— START EXERCISE INPUT —
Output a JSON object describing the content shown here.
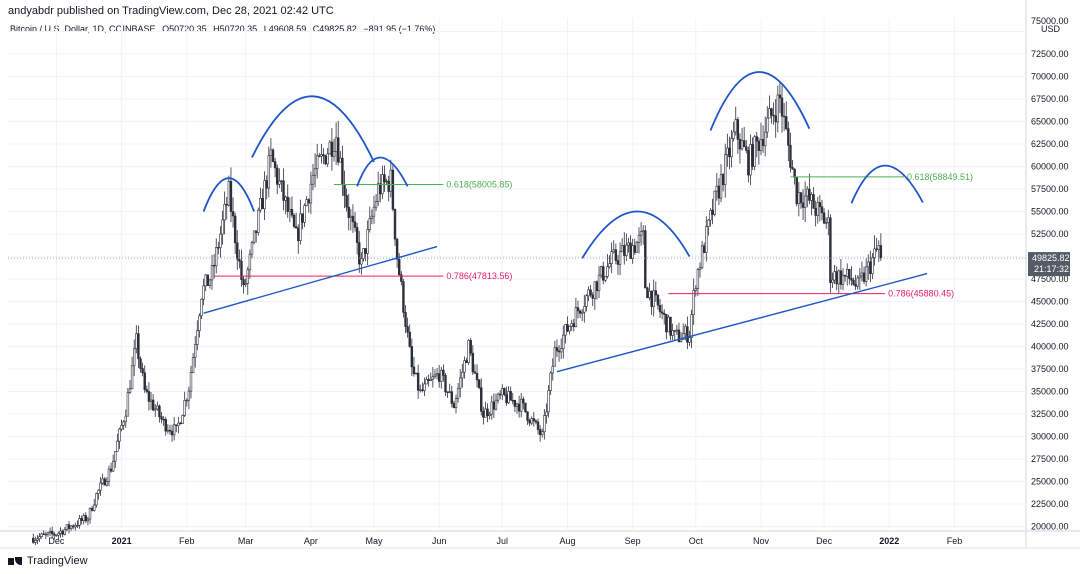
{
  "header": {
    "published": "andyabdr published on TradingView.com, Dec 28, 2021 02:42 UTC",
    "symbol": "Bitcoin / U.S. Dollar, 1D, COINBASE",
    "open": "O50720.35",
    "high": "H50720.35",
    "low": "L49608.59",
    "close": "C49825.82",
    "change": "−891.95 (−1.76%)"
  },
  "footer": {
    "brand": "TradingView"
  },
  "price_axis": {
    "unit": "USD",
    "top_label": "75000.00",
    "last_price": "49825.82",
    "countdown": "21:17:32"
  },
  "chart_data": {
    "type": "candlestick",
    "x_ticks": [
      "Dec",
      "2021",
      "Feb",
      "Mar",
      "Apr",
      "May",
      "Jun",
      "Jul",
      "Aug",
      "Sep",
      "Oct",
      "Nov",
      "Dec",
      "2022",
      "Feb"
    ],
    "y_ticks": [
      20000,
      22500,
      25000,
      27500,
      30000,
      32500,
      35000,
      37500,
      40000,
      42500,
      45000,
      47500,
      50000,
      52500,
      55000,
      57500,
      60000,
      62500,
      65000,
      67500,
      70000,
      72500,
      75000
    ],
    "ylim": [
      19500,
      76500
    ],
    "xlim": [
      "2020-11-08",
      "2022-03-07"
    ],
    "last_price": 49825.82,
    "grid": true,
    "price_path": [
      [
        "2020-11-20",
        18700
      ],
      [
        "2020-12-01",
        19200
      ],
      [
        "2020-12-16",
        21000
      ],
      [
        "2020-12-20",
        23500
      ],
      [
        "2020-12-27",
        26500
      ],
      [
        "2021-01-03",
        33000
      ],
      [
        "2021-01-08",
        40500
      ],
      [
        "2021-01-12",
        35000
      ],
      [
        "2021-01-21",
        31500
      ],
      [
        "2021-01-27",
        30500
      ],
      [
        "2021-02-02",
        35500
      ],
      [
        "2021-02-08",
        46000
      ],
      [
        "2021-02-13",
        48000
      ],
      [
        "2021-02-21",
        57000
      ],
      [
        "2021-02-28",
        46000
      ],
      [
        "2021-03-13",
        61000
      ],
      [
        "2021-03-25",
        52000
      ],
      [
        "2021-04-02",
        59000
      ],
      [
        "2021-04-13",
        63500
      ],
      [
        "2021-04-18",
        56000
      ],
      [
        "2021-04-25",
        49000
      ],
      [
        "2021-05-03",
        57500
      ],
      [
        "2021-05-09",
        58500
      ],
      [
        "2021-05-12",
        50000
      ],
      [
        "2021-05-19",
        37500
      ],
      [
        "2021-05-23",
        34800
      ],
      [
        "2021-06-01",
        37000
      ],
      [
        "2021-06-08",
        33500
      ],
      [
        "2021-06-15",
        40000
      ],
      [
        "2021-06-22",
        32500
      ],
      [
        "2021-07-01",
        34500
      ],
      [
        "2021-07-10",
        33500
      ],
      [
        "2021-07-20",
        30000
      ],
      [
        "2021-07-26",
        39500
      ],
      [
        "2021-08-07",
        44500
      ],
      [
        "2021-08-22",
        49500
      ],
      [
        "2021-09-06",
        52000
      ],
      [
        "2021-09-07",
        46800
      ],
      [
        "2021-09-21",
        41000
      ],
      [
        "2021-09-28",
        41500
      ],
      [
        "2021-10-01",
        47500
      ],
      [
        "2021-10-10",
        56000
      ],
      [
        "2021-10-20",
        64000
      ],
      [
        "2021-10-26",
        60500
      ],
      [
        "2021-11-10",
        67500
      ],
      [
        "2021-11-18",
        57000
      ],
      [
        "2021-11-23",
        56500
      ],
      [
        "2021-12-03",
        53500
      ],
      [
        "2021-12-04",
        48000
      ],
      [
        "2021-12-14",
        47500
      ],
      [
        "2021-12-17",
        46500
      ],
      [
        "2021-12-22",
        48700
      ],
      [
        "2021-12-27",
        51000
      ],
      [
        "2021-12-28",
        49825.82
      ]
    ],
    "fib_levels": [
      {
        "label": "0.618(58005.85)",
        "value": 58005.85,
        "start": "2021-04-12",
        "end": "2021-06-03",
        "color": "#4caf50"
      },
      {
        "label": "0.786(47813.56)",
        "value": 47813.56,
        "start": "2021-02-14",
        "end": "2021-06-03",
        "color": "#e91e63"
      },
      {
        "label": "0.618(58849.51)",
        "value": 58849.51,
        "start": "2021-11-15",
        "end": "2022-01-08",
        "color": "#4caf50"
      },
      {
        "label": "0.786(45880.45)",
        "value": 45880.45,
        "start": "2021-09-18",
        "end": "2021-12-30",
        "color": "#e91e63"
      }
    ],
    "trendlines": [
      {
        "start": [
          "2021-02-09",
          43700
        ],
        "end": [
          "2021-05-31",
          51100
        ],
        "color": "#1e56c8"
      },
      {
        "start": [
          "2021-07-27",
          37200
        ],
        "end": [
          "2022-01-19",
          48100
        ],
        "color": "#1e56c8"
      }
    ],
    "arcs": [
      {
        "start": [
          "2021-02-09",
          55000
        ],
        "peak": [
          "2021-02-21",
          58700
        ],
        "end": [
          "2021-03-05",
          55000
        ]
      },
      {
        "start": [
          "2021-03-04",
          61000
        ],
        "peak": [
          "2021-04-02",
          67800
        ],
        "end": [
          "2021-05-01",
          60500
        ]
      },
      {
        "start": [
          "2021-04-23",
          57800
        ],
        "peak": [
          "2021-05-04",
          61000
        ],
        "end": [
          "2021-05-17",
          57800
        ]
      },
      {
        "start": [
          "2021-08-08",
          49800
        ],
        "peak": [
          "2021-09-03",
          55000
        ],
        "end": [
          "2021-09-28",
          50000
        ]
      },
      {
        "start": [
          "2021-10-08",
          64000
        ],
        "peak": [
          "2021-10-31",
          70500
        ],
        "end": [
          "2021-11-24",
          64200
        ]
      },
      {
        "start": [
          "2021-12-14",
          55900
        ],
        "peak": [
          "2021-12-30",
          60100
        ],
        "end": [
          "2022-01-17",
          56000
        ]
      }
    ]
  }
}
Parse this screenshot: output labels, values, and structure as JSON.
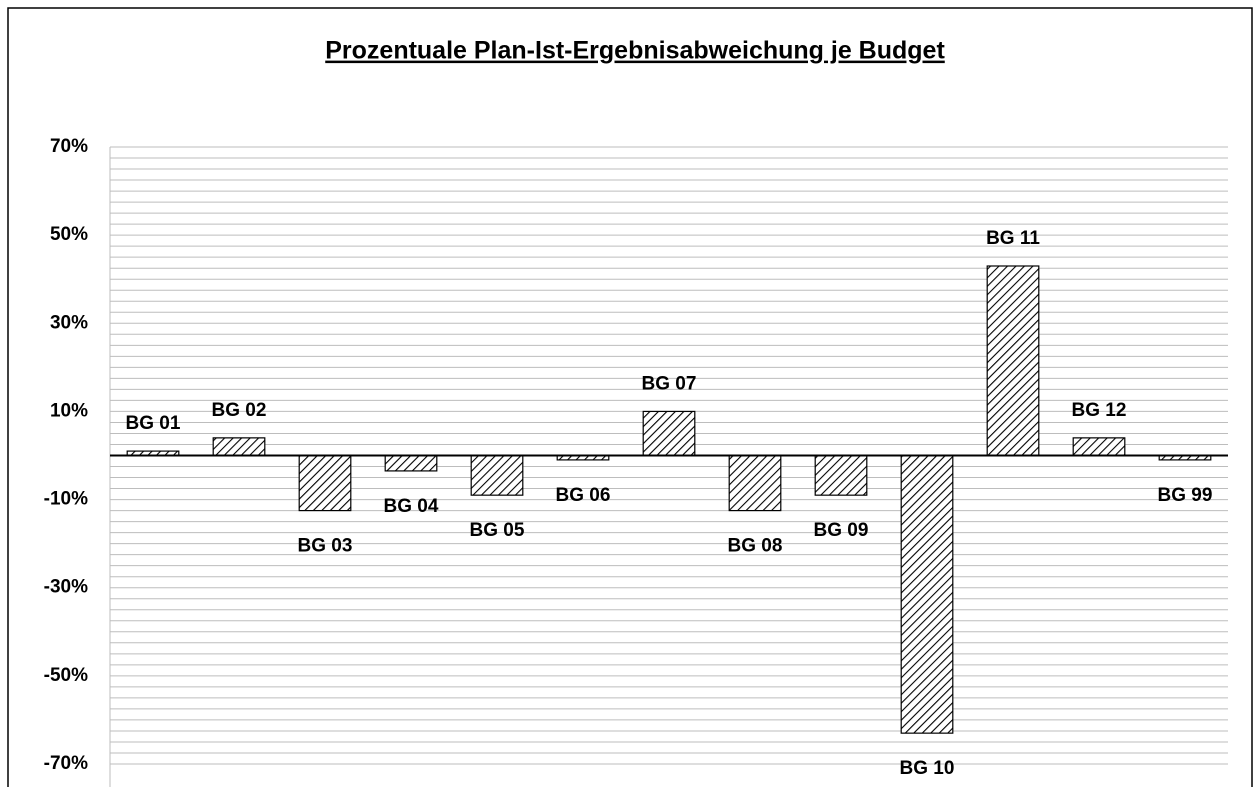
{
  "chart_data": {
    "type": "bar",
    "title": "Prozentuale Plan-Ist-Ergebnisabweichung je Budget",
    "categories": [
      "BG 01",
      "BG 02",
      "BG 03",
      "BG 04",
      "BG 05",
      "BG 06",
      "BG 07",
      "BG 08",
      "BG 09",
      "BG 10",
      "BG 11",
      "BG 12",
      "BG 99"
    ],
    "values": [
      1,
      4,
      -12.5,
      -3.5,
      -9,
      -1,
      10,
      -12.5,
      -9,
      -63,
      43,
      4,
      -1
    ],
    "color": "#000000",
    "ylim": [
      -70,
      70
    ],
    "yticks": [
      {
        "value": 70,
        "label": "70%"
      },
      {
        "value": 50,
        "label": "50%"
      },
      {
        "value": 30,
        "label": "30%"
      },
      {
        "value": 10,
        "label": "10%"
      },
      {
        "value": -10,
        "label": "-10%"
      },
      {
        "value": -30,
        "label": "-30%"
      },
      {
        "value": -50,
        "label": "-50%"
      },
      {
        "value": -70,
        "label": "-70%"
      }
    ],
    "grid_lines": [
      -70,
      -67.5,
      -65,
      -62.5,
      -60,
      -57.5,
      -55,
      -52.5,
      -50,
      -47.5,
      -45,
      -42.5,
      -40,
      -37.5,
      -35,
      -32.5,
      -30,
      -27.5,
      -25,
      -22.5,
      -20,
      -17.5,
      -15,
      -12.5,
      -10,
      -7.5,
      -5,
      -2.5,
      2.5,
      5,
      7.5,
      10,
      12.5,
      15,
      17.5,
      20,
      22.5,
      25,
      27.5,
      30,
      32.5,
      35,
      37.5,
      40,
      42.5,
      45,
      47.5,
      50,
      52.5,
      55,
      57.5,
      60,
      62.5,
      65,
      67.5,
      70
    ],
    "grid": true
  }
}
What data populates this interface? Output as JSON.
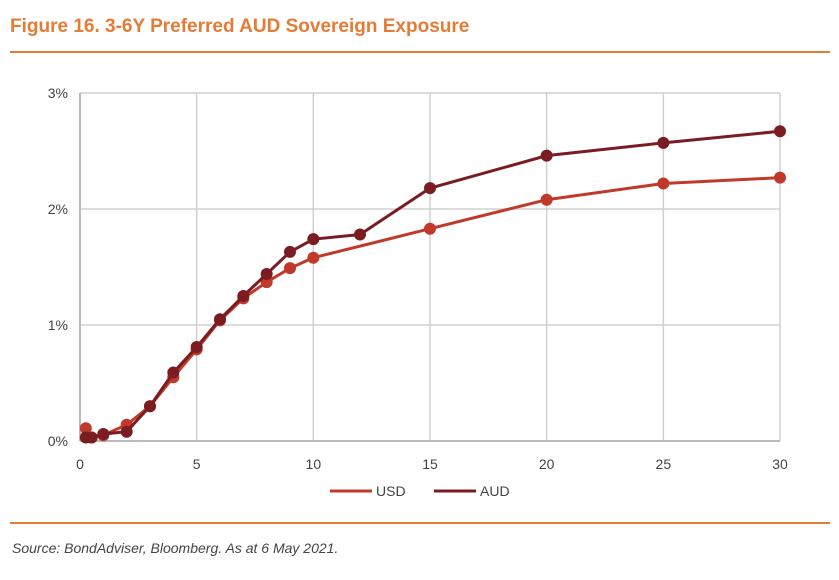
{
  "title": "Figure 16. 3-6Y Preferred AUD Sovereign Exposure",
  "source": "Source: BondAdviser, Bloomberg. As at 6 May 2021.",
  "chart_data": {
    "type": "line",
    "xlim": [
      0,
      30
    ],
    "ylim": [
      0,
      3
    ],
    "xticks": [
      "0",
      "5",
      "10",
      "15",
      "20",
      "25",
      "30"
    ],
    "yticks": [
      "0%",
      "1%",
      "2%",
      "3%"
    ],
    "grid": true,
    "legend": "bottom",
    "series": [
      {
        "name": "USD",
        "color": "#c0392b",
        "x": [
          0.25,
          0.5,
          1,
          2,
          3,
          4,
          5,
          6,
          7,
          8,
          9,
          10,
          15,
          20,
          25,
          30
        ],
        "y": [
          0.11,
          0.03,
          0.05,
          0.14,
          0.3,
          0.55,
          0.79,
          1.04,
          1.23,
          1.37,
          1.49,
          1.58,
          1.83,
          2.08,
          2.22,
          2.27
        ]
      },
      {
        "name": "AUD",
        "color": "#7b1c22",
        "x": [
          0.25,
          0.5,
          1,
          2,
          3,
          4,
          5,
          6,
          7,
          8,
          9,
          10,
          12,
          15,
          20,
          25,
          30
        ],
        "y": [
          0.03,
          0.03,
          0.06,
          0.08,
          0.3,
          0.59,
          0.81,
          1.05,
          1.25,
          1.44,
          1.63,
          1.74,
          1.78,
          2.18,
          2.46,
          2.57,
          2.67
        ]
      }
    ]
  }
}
— END EXERCISE INPUT —
CHALLENGE -> From the material above, count the lines that include "this" and give only the total.

CORRECT OUTPUT -> 2